• [Task directions] Print the data from the line with "radio-credit[interactable] [454,344,467,358]" to the line with "section-title: Chọn phương" verbatim.

• [Data excerpts]
○ ○ ○ ○ ○ ○ ○

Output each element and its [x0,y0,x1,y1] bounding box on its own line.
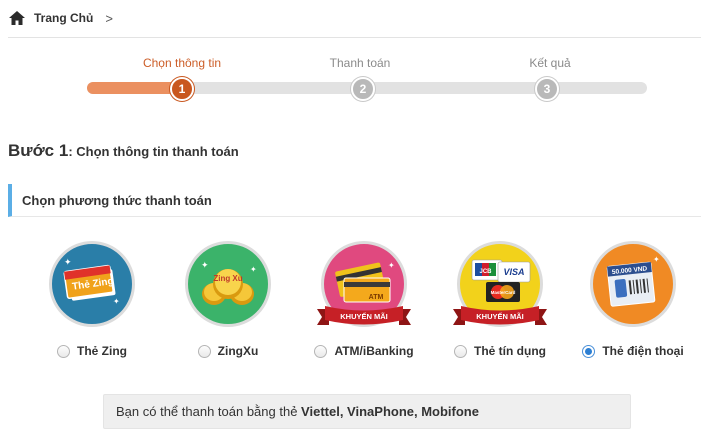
radio-credit[interactable] [454,344,467,358]
step-heading-text: : Chọn thông tin thanh toán [68,144,239,159]
radio-atm[interactable] [314,344,328,358]
svg-text:✦: ✦ [653,255,660,264]
method-label-zingxu[interactable]: ZingXu [218,344,259,358]
jcb-text: JCB [479,269,492,275]
method-option-credit[interactable]: Thẻ tín dụng [435,344,565,358]
home-icon[interactable] [8,10,26,26]
payment-method-atm[interactable]: ATM ✦ KHUYẾN MÃI ATM/iBanking [299,241,429,361]
zingxu-coins-icon[interactable]: Zing Xu ✦ ✦ [185,241,271,327]
svg-text:✦: ✦ [201,260,209,270]
promo-ribbon-credit: KHUYẾN MÃI [453,303,547,327]
method-label-zing[interactable]: Thẻ Zing [77,344,127,358]
step-circle-3: 3 [535,77,559,101]
radio-phone[interactable] [582,344,596,358]
breadcrumb-home-link[interactable]: Trang Chủ [34,11,93,25]
step-label-3: Kết quả [529,56,571,70]
payment-method-phone[interactable]: 50.000 VND ✦ Thẻ điện thoại [568,241,698,361]
payment-method-zing[interactable]: Thẻ Zing ✦ ✦ Thẻ Zing [27,241,157,361]
chevron-right-icon: > [105,10,113,26]
method-label-phone[interactable]: Thẻ điện thoại [602,344,683,358]
phone-card-icon[interactable]: 50.000 VND ✦ [590,241,676,327]
method-option-zingxu[interactable]: ZingXu [163,344,293,358]
note-prefix: Bạn có thể thanh toán bằng thẻ [116,404,302,419]
svg-text:✦: ✦ [113,297,120,306]
divider [8,37,701,38]
method-label-credit[interactable]: Thẻ tín dụng [474,344,546,358]
step-circle-2: 2 [351,77,375,101]
breadcrumb: Trang Chủ > [8,8,113,28]
zing-card-icon[interactable]: Thẻ Zing ✦ ✦ [49,241,135,327]
step-heading-prefix: Bước 1 [8,141,69,160]
promo-ribbon-atm: KHUYẾN MÃI [317,303,411,327]
atm-card-text: ATM [369,294,384,301]
visa-text: VISA [503,267,524,277]
zingxu-coin-text: Zing Xu [213,274,242,283]
note-providers: Viettel, VinaPhone, Mobifone [301,404,479,419]
svg-text:✦: ✦ [250,265,257,274]
page-title: Bước 1: Chọn thông tin thanh toán [8,141,239,161]
payment-note: Bạn có thể thanh toán bằng thẻ Viettel, … [103,394,631,429]
section-header: Chọn phương thức thanh toán [8,184,701,217]
section-title: Chọn phương thức thanh toán [22,192,212,208]
step-circle-1: 1 [170,77,194,101]
method-option-zing[interactable]: Thẻ Zing [27,344,157,358]
mastercard-text: MasterCard [491,290,516,295]
payment-method-zingxu[interactable]: Zing Xu ✦ ✦ ZingXu [163,241,293,361]
method-label-atm[interactable]: ATM/iBanking [334,344,413,358]
method-option-phone[interactable]: Thẻ điện thoại [568,344,698,358]
step-label-2: Thanh toán [329,56,391,70]
method-option-atm[interactable]: ATM/iBanking [299,344,429,358]
promo-ribbon-text: KHUYẾN MÃI [340,311,388,321]
payment-method-credit[interactable]: JCB VISA MasterCard KHUYẾN MÃI Thẻ tín d… [435,241,565,361]
step-label-1: Chọn thông tin [142,56,222,70]
promo-ribbon-text: KHUYẾN MÃI [476,311,524,321]
radio-zingxu[interactable] [197,344,211,358]
radio-zing[interactable] [57,344,70,358]
progress-stepper: Chọn thông tin Thanh toán Kết quả 1 2 3 [0,50,701,110]
svg-text:✦: ✦ [388,261,395,270]
svg-text:✦: ✦ [64,257,72,267]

○ ○ ○ ○ ○ ○ ○

• [Exercise answer]
radio-credit[interactable] [454,344,467,358]
step-heading-text: : Chọn thông tin thanh toán [68,144,239,159]
radio-atm[interactable] [314,344,328,358]
svg-text:✦: ✦ [653,255,660,264]
method-label-zingxu[interactable]: ZingXu [218,344,259,358]
jcb-text: JCB [479,269,492,275]
method-option-credit[interactable]: Thẻ tín dụng [435,344,565,358]
home-icon[interactable] [8,10,26,26]
payment-method-atm[interactable]: ATM ✦ KHUYẾN MÃI ATM/iBanking [299,241,429,361]
zingxu-coins-icon[interactable]: Zing Xu ✦ ✦ [185,241,271,327]
svg-text:✦: ✦ [201,260,209,270]
promo-ribbon-credit: KHUYẾN MÃI [453,303,547,327]
method-label-zing[interactable]: Thẻ Zing [77,344,127,358]
step-circle-3: 3 [535,77,559,101]
radio-phone[interactable] [582,344,596,358]
breadcrumb-home-link[interactable]: Trang Chủ [34,11,93,25]
step-label-3: Kết quả [529,56,571,70]
payment-method-phone[interactable]: 50.000 VND ✦ Thẻ điện thoại [568,241,698,361]
payment-method-zing[interactable]: Thẻ Zing ✦ ✦ Thẻ Zing [27,241,157,361]
chevron-right-icon: > [105,10,113,26]
method-label-phone[interactable]: Thẻ điện thoại [602,344,683,358]
phone-card-icon[interactable]: 50.000 VND ✦ [590,241,676,327]
method-option-zingxu[interactable]: ZingXu [163,344,293,358]
note-prefix: Bạn có thể thanh toán bằng thẻ [116,404,302,419]
svg-text:✦: ✦ [113,297,120,306]
divider [8,37,701,38]
method-label-credit[interactable]: Thẻ tín dụng [474,344,546,358]
step-circle-2: 2 [351,77,375,101]
breadcrumb: Trang Chủ > [8,8,113,28]
zing-card-icon[interactable]: Thẻ Zing ✦ ✦ [49,241,135,327]
step-heading-prefix: Bước 1 [8,141,69,160]
promo-ribbon-atm: KHUYẾN MÃI [317,303,411,327]
atm-card-text: ATM [369,294,384,301]
visa-text: VISA [503,267,524,277]
zingxu-coin-text: Zing Xu [213,274,242,283]
note-providers: Viettel, VinaPhone, Mobifone [301,404,479,419]
svg-text:✦: ✦ [250,265,257,274]
page-title: Bước 1: Chọn thông tin thanh toán [8,141,239,161]
payment-note: Bạn có thể thanh toán bằng thẻ Viettel, … [103,394,631,429]
section-header: Chọn phương thức thanh toán [8,184,701,217]
section-title: Chọn phương thức thanh toán [22,192,212,208]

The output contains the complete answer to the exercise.